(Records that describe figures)
* * *

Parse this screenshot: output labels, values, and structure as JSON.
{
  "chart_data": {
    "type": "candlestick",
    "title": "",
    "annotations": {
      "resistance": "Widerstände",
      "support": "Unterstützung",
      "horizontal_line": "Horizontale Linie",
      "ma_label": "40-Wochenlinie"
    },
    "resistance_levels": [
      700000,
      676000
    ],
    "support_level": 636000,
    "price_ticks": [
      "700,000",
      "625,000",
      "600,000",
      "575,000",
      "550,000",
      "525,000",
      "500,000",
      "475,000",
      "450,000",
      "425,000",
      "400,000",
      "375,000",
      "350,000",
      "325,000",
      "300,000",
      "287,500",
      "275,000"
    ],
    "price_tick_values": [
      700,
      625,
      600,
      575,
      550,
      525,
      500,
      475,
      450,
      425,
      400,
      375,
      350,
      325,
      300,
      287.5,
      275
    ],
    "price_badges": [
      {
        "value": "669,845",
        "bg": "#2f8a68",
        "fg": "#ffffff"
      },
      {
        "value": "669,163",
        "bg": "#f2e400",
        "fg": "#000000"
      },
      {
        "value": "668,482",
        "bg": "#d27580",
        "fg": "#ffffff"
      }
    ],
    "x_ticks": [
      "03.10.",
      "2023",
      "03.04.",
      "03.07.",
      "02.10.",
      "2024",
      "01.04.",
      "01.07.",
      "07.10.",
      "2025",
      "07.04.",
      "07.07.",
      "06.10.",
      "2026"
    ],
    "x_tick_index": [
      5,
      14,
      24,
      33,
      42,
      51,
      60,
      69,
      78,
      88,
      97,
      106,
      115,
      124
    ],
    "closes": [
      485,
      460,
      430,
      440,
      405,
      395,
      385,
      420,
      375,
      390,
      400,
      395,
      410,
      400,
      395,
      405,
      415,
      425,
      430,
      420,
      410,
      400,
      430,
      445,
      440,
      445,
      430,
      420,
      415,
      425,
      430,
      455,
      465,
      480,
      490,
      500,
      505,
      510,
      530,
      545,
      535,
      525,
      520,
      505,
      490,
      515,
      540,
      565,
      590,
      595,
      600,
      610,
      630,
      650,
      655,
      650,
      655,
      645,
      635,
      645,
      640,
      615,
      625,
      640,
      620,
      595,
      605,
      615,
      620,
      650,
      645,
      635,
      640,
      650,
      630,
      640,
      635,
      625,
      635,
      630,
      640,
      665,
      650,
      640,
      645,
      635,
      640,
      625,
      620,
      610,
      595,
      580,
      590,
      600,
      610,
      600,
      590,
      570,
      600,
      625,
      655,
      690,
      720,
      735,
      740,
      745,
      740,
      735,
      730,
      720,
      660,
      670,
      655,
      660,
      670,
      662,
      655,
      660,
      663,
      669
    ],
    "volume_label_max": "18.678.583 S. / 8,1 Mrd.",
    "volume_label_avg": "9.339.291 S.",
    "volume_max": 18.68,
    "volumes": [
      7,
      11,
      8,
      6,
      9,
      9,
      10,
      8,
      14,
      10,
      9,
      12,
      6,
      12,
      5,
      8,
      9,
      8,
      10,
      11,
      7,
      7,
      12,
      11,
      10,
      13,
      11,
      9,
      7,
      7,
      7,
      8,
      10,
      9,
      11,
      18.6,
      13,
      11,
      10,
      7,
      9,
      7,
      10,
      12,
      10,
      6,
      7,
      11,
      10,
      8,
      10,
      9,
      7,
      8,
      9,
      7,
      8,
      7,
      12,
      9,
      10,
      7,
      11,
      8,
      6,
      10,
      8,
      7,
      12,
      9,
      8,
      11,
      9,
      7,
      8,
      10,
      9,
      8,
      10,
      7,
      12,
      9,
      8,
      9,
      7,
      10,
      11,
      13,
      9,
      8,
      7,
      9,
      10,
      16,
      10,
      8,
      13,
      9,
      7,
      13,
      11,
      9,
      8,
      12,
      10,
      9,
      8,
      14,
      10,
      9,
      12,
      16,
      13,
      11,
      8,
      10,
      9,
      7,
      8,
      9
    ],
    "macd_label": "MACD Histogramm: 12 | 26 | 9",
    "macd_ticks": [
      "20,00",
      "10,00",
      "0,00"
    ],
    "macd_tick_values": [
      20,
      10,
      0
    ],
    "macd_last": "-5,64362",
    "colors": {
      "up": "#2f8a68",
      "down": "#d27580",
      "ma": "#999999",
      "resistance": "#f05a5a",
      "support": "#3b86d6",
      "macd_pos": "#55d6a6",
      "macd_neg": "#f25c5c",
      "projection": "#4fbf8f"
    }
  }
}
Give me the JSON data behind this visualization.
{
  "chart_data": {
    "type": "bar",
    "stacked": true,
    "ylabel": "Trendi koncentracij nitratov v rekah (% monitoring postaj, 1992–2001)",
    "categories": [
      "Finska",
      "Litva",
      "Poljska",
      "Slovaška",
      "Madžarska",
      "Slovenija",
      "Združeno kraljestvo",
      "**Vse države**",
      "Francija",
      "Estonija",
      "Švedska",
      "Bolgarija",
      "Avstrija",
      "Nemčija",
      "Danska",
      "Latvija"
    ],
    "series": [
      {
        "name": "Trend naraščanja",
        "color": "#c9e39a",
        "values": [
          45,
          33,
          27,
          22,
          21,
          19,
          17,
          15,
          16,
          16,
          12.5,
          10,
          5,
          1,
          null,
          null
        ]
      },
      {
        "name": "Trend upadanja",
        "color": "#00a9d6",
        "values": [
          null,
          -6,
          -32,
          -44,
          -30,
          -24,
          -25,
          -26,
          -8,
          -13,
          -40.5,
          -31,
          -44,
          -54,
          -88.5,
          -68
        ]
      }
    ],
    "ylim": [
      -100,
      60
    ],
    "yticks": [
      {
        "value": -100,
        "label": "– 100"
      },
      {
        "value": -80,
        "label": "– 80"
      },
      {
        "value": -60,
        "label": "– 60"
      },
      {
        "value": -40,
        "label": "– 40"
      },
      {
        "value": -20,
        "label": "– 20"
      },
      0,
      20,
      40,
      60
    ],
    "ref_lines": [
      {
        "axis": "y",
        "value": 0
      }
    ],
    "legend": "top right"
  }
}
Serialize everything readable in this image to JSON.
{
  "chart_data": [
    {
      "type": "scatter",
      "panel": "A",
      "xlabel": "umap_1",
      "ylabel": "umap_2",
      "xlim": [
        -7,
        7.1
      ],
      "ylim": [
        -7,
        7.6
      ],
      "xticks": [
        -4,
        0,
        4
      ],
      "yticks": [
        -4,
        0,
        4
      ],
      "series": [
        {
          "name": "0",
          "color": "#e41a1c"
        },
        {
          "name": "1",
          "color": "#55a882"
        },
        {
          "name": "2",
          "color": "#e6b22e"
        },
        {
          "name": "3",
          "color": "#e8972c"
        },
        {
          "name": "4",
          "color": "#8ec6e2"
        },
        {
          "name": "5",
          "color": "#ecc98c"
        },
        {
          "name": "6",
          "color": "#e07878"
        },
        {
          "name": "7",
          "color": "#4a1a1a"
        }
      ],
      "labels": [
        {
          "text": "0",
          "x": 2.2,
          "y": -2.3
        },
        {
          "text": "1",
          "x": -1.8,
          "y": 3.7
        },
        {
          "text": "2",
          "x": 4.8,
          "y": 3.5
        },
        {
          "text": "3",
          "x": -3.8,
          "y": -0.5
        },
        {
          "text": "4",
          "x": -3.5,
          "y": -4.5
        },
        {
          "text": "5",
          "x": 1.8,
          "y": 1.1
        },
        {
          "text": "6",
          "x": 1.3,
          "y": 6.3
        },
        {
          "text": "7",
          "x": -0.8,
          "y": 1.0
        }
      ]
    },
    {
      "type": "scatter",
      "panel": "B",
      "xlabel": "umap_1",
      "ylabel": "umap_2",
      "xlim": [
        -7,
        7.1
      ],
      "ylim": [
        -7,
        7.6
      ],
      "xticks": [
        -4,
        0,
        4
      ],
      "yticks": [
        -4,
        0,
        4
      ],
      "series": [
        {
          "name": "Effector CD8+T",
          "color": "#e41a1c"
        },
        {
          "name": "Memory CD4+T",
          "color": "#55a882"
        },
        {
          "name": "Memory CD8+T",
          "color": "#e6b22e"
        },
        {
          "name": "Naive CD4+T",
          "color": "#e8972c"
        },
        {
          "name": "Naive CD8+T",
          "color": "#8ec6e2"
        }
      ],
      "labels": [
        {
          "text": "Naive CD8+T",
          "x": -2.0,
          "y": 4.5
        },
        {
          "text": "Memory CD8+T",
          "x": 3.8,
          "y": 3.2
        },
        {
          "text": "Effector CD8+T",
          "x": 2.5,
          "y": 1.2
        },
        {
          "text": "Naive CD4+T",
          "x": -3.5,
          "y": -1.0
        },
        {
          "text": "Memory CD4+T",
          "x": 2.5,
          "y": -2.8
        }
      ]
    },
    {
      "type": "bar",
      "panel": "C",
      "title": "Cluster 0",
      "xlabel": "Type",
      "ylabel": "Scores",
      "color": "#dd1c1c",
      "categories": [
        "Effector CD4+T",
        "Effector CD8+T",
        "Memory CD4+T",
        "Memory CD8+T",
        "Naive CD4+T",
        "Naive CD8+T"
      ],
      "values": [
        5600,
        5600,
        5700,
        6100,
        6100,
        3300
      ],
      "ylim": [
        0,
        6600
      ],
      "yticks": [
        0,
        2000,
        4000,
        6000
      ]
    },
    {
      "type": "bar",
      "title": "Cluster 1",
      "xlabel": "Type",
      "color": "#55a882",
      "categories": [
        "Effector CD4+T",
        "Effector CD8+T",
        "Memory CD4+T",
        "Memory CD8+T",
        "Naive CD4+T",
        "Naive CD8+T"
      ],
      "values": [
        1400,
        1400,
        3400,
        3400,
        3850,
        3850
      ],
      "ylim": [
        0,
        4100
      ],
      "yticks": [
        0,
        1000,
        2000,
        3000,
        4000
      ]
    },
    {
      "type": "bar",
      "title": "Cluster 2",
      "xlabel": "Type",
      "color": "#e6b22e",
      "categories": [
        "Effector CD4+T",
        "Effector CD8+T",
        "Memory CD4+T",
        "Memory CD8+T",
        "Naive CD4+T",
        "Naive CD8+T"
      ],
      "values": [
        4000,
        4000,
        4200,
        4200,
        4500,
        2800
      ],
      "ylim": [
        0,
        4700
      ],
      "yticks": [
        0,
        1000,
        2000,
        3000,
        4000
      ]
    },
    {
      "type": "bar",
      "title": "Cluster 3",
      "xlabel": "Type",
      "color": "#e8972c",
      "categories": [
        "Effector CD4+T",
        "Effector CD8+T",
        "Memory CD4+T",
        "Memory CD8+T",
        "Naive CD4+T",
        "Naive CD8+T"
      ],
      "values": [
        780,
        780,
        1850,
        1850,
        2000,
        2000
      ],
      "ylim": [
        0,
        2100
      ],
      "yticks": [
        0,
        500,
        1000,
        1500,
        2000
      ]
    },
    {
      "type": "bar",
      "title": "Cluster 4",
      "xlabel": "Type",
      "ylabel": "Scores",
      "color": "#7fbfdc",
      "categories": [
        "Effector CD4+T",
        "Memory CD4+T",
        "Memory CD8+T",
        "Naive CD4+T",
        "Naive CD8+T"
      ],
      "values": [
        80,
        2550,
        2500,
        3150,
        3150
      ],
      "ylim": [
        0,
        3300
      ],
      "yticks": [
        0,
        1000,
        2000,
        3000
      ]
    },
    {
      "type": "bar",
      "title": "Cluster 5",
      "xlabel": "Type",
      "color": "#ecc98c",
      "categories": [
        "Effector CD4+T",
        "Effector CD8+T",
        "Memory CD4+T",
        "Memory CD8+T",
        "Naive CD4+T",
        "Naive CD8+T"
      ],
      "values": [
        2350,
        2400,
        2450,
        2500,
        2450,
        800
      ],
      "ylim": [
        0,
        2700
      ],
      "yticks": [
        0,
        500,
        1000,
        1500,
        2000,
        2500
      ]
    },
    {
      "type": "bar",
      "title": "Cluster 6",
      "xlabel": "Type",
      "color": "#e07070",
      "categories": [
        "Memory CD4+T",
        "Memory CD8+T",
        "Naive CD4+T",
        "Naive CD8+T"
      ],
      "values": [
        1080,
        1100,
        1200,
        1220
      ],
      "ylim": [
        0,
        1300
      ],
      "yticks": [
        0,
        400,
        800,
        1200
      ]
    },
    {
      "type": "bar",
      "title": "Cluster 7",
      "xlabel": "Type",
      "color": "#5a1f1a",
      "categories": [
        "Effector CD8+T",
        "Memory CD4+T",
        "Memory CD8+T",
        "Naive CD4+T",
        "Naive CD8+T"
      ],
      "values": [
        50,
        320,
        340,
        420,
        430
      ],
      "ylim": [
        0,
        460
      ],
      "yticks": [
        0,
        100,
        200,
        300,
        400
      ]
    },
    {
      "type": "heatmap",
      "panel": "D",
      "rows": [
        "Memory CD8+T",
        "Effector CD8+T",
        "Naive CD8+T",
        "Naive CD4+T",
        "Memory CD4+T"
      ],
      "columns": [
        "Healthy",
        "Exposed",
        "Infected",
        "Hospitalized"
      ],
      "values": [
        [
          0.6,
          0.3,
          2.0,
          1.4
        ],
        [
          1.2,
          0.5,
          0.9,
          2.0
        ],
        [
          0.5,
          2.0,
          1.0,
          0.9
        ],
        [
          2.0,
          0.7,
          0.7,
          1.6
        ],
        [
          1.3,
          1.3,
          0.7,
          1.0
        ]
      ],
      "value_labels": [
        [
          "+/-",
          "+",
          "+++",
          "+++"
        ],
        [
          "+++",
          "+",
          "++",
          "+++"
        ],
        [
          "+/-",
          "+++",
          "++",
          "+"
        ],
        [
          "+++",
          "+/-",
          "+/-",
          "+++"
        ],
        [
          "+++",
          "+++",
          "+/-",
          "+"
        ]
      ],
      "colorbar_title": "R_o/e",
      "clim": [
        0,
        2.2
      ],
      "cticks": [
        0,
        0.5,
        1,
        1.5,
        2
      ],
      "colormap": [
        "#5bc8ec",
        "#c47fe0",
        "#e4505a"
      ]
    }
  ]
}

* * *

■ TO BE DONE ■
Select every line of the material above holding the word "Cluster" and copy it.

■ RESULT OF THE EXERCISE ■
      "title": "Cluster 0",
      "title": "Cluster 1",
      "title": "Cluster 2",
      "title": "Cluster 3",
      "title": "Cluster 4",
      "title": "Cluster 5",
      "title": "Cluster 6",
      "title": "Cluster 7",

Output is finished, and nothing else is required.